(Items from a dataset)
════════

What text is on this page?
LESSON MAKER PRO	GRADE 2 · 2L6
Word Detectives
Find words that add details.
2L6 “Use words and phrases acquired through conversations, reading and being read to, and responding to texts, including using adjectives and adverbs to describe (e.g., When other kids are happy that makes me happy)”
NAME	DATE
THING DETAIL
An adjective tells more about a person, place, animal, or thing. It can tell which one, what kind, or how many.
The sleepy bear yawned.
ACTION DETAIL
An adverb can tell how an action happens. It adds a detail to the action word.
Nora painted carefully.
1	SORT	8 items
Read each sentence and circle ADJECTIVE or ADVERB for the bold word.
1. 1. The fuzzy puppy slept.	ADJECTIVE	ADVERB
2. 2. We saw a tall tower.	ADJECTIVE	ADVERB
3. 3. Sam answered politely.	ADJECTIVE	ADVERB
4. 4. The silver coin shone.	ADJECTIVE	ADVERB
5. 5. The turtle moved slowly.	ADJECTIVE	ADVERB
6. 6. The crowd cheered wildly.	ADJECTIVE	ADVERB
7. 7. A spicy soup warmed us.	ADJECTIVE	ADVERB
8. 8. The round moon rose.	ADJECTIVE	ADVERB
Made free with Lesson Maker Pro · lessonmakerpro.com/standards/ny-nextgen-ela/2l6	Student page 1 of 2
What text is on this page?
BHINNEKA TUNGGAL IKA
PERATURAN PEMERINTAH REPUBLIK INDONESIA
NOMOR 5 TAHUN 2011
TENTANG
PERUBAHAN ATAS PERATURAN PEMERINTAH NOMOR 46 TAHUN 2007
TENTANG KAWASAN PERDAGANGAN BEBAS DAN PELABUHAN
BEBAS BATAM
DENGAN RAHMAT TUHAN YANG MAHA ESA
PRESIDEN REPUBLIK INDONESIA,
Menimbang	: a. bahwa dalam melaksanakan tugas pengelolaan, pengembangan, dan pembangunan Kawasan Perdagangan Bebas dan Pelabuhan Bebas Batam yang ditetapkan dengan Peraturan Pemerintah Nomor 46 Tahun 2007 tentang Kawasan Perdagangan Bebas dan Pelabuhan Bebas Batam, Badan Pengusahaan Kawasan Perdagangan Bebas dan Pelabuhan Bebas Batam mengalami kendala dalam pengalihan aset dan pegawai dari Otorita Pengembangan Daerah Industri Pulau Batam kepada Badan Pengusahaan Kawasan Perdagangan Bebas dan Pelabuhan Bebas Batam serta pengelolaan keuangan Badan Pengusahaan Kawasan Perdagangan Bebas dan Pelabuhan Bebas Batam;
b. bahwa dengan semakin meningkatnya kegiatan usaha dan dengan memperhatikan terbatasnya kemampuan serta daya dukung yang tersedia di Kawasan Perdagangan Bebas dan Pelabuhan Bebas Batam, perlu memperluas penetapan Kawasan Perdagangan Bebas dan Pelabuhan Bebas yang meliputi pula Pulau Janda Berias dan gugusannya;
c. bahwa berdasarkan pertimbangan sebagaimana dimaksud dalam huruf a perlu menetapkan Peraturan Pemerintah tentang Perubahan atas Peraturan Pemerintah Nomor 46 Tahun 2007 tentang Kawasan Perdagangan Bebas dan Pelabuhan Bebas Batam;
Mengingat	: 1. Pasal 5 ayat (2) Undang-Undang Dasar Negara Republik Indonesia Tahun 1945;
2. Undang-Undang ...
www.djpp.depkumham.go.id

════════

* _Required work_
Every line in the data above that contains "dalam" needs to be copied.

* _Full output_
Menimbang	: a. bahwa dalam melaksanakan tugas pengelolaan, pengembangan, dan pembangunan Kawasan Perdagangan Bebas dan Pelabuhan Bebas Batam yang ditetapkan dengan Peraturan Pemerintah Nomor 46 Tahun 2007 tentang Kawasan Perdagangan Bebas dan Pelabuhan Bebas Batam, Badan Pengusahaan Kawasan Perdagangan Bebas dan Pelabuhan Bebas Batam mengalami kendala dalam pengalihan aset dan pegawai dari Otorita Pengembangan Daerah Industri Pulau Batam kepada Badan Pengusahaan Kawasan Perdagangan Bebas dan Pelabuhan Bebas Batam serta pengelolaan keuangan Badan Pengusahaan Kawasan Perdagangan Bebas dan Pelabuhan Bebas Batam;
c. bahwa berdasarkan pertimbangan sebagaimana dimaksud dalam huruf a perlu menetapkan Peraturan Pemerintah tentang Perubahan atas Peraturan Pemerintah Nomor 46 Tahun 2007 tentang Kawasan Perdagangan Bebas dan Pelabuhan Bebas Batam;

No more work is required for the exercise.